WORK TO DO:
Each line that follows should be printed again exactly as it stands.

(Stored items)
......

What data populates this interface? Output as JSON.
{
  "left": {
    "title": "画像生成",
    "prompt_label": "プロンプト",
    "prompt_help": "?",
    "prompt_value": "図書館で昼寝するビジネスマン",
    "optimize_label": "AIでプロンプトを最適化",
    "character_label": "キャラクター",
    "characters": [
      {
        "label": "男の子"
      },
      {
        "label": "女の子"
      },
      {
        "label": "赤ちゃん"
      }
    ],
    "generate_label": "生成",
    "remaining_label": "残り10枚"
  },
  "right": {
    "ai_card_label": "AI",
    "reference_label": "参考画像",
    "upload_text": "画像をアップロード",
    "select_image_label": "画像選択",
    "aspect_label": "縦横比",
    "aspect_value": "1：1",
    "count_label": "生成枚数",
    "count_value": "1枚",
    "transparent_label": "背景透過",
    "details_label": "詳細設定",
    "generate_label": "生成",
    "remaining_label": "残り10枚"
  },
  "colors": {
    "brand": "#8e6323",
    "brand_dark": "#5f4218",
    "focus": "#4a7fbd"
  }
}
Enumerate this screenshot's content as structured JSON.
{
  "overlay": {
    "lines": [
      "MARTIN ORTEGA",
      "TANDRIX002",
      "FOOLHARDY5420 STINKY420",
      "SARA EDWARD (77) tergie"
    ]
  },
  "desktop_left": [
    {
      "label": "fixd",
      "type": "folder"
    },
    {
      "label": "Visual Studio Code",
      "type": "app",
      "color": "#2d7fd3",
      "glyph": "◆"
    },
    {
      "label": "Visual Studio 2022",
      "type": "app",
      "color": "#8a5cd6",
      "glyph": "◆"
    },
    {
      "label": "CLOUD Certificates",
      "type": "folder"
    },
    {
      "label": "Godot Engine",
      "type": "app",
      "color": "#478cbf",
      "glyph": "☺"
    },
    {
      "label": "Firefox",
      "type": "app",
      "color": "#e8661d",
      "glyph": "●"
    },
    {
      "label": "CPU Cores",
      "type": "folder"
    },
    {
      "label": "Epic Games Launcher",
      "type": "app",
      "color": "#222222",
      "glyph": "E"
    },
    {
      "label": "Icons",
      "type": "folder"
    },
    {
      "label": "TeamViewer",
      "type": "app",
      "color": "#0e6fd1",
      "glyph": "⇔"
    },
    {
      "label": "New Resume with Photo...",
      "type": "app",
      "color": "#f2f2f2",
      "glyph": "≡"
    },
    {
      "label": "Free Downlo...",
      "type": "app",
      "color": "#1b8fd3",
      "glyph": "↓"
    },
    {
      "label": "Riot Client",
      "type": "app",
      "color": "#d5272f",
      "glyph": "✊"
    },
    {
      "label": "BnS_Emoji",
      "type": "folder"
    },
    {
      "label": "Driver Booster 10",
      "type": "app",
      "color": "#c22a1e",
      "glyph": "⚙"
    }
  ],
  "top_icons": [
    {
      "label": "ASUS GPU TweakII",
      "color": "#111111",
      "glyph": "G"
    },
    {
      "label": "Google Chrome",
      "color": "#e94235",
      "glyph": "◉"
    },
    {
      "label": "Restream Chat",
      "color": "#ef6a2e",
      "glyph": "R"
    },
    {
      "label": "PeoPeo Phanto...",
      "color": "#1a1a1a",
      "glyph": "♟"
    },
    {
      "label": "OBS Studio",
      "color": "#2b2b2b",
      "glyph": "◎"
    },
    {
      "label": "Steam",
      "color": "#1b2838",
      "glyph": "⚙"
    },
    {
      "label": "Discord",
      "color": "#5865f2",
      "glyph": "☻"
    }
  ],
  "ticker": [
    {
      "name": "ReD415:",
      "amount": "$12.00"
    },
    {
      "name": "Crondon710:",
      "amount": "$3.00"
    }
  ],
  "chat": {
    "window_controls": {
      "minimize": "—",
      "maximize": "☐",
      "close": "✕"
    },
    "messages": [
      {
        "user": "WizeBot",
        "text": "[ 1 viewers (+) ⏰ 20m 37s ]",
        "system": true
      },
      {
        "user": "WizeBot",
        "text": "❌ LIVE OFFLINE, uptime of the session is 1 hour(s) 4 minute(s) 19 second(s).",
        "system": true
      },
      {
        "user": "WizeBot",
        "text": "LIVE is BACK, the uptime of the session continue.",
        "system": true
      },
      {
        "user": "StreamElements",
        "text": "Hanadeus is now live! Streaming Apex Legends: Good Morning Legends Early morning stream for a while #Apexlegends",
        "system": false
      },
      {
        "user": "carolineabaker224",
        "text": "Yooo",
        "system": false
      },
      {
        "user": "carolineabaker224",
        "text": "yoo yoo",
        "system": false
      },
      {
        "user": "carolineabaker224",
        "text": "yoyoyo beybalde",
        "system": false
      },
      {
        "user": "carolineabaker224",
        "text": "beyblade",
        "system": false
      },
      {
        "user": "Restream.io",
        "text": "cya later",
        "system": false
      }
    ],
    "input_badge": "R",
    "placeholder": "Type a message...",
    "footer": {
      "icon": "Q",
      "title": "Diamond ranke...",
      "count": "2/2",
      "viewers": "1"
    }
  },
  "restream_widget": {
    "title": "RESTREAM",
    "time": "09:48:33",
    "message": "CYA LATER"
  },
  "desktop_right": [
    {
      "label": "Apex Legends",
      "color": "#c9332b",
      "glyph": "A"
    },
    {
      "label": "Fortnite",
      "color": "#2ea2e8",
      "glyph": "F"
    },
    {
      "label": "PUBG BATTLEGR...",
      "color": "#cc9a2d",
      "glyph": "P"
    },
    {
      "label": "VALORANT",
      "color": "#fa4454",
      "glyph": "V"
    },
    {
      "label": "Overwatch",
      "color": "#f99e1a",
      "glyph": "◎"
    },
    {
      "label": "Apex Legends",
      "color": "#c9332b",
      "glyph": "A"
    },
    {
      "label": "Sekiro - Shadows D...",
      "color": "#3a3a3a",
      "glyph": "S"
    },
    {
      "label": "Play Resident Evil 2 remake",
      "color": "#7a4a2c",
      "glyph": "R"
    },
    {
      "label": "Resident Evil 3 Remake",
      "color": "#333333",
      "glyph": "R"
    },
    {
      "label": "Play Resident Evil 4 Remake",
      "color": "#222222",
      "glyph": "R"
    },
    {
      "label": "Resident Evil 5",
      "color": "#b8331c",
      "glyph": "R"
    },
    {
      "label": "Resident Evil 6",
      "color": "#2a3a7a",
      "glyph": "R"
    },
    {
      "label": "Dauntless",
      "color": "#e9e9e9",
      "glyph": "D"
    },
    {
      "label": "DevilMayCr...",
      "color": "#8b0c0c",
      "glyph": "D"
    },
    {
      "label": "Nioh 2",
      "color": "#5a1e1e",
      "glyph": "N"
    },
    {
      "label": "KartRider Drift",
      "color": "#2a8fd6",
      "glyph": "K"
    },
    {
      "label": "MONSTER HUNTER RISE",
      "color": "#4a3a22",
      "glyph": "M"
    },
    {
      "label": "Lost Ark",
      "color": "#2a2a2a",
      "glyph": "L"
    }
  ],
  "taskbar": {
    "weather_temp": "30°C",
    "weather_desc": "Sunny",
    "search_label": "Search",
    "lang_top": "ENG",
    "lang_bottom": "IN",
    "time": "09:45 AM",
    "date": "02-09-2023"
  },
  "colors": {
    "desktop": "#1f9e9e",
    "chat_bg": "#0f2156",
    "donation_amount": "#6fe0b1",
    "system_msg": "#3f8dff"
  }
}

......

RESULT OF THE EXERCISE:
What data populates this interface? Output as JSON.
{
  "left": {
    "title": "画像生成",
    "prompt_label": "プロンプト",
    "prompt_help": "?",
    "prompt_value": "図書館で昼寝するビジネスマン",
    "optimize_label": "AIでプロンプトを最適化",
    "character_label": "キャラクター",
    "characters": [
      {
        "label": "男の子"
      },
      {
        "label": "女の子"
      },
      {
        "label": "赤ちゃん"
      }
    ],
    "generate_label": "生成",
    "remaining_label": "残り10枚"
  },
  "right": {
    "ai_card_label": "AI",
    "reference_label": "参考画像",
    "upload_text": "画像をアップロード",
    "select_image_label": "画像選択",
    "aspect_label": "縦横比",
    "aspect_value": "1：1",
    "count_label": "生成枚数",
    "count_value": "1枚",
    "transparent_label": "背景透過",
    "details_label": "詳細設定",
    "generate_label": "生成",
    "remaining_label": "残り10枚"
  },
  "colors": {
    "brand": "#8e6323",
    "brand_dark": "#5f4218",
    "focus": "#4a7fbd"
  }
}
Enumerate this screenshot's content as structured JSON.
{
  "overlay": {
    "lines": [
      "MARTIN ORTEGA",
      "TANDRIX002",
      "FOOLHARDY5420 STINKY420",
      "SARA EDWARD (77) tergie"
    ]
  },
  "desktop_left": [
    {
      "label": "fixd",
      "type": "folder"
    },
    {
      "label": "Visual Studio Code",
      "type": "app",
      "color": "#2d7fd3",
      "glyph": "◆"
    },
    {
      "label": "Visual Studio 2022",
      "type": "app",
      "color": "#8a5cd6",
      "glyph": "◆"
    },
    {
      "label": "CLOUD Certificates",
      "type": "folder"
    },
    {
      "label": "Godot Engine",
      "type": "app",
      "color": "#478cbf",
      "glyph": "☺"
    },
    {
      "label": "Firefox",
      "type": "app",
      "color": "#e8661d",
      "glyph": "●"
    },
    {
      "label": "CPU Cores",
      "type": "folder"
    },
    {
      "label": "Epic Games Launcher",
      "type": "app",
      "color": "#222222",
      "glyph": "E"
    },
    {
      "label": "Icons",
      "type": "folder"
    },
    {
      "label": "TeamViewer",
      "type": "app",
      "color": "#0e6fd1",
      "glyph": "⇔"
    },
    {
      "label": "New Resume with Photo...",
      "type": "app",
      "color": "#f2f2f2",
      "glyph": "≡"
    },
    {
      "label": "Free Downlo...",
      "type": "app",
      "color": "#1b8fd3",
      "glyph": "↓"
    },
    {
      "label": "Riot Client",
      "type": "app",
      "color": "#d5272f",
      "glyph": "✊"
    },
    {
      "label": "BnS_Emoji",
      "type": "folder"
    },
    {
      "label": "Driver Booster 10",
      "type": "app",
      "color": "#c22a1e",
      "glyph": "⚙"
    }
  ],
  "top_icons": [
    {
      "label": "ASUS GPU TweakII",
      "color": "#111111",
      "glyph": "G"
    },
    {
      "label": "Google Chrome",
      "color": "#e94235",
      "glyph": "◉"
    },
    {
      "label": "Restream Chat",
      "color": "#ef6a2e",
      "glyph": "R"
    },
    {
      "label": "PeoPeo Phanto...",
      "color": "#1a1a1a",
      "glyph": "♟"
    },
    {
      "label": "OBS Studio",
      "color": "#2b2b2b",
      "glyph": "◎"
    },
    {
      "label": "Steam",
      "color": "#1b2838",
      "glyph": "⚙"
    },
    {
      "label": "Discord",
      "color": "#5865f2",
      "glyph": "☻"
    }
  ],
  "ticker": [
    {
      "name": "ReD415:",
      "amount": "$12.00"
    },
    {
      "name": "Crondon710:",
      "amount": "$3.00"
    }
  ],
  "chat": {
    "window_controls": {
      "minimize": "—",
      "maximize": "☐",
      "close": "✕"
    },
    "messages": [
      {
        "user": "WizeBot",
        "text": "[ 1 viewers (+) ⏰ 20m 37s ]",
        "system": true
      },
      {
        "user": "WizeBot",
        "text": "❌ LIVE OFFLINE, uptime of the session is 1 hour(s) 4 minute(s) 19 second(s).",
        "system": true
      },
      {
        "user": "WizeBot",
        "text": "LIVE is BACK, the uptime of the session continue.",
        "system": true
      },
      {
        "user": "StreamElements",
        "text": "Hanadeus is now live! Streaming Apex Legends: Good Morning Legends Early morning stream for a while #Apexlegends",
        "system": false
      },
      {
        "user": "carolineabaker224",
        "text": "Yooo",
        "system": false
      },
      {
        "user": "carolineabaker224",
        "text": "yoo yoo",
        "system": false
      },
      {
        "user": "carolineabaker224",
        "text": "yoyoyo beybalde",
        "system": false
      },
      {
        "user": "carolineabaker224",
        "text": "beyblade",
        "system": false
      },
      {
        "user": "Restream.io",
        "text": "cya later",
        "system": false
      }
    ],
    "input_badge": "R",
    "placeholder": "Type a message...",
    "footer": {
      "icon": "Q",
      "title": "Diamond ranke...",
      "count": "2/2",
      "viewers": "1"
    }
  },
  "restream_widget": {
    "title": "RESTREAM",
    "time": "09:48:33",
    "message": "CYA LATER"
  },
  "desktop_right": [
    {
      "label": "Apex Legends",
      "color": "#c9332b",
      "glyph": "A"
    },
    {
      "label": "Fortnite",
      "color": "#2ea2e8",
      "glyph": "F"
    },
    {
      "label": "PUBG BATTLEGR...",
      "color": "#cc9a2d",
      "glyph": "P"
    },
    {
      "label": "VALORANT",
      "color": "#fa4454",
      "glyph": "V"
    },
    {
      "label": "Overwatch",
      "color": "#f99e1a",
      "glyph": "◎"
    },
    {
      "label": "Apex Legends",
      "color": "#c9332b",
      "glyph": "A"
    },
    {
      "label": "Sekiro - Shadows D...",
      "color": "#3a3a3a",
      "glyph": "S"
    },
    {
      "label": "Play Resident Evil 2 remake",
      "color": "#7a4a2c",
      "glyph": "R"
    },
    {
      "label": "Resident Evil 3 Remake",
      "color": "#333333",
      "glyph": "R"
    },
    {
      "label": "Play Resident Evil 4 Remake",
      "color": "#222222",
      "glyph": "R"
    },
    {
      "label": "Resident Evil 5",
      "color": "#b8331c",
      "glyph": "R"
    },
    {
      "label": "Resident Evil 6",
      "color": "#2a3a7a",
      "glyph": "R"
    },
    {
      "label": "Dauntless",
      "color": "#e9e9e9",
      "glyph": "D"
    },
    {
      "label": "DevilMayCr...",
      "color": "#8b0c0c",
      "glyph": "D"
    },
    {
      "label": "Nioh 2",
      "color": "#5a1e1e",
      "glyph": "N"
    },
    {
      "label": "KartRider Drift",
      "color": "#2a8fd6",
      "glyph": "K"
    },
    {
      "label": "MONSTER HUNTER RISE",
      "color": "#4a3a22",
      "glyph": "M"
    },
    {
      "label": "Lost Ark",
      "color": "#2a2a2a",
      "glyph": "L"
    }
  ],
  "taskbar": {
    "weather_temp": "30°C",
    "weather_desc": "Sunny",
    "search_label": "Search",
    "lang_top": "ENG",
    "lang_bottom": "IN",
    "time": "09:45 AM",
    "date": "02-09-2023"
  },
  "colors": {
    "desktop": "#1f9e9e",
    "chat_bg": "#0f2156",
    "donation_amount": "#6fe0b1",
    "system_msg": "#3f8dff"
  }
}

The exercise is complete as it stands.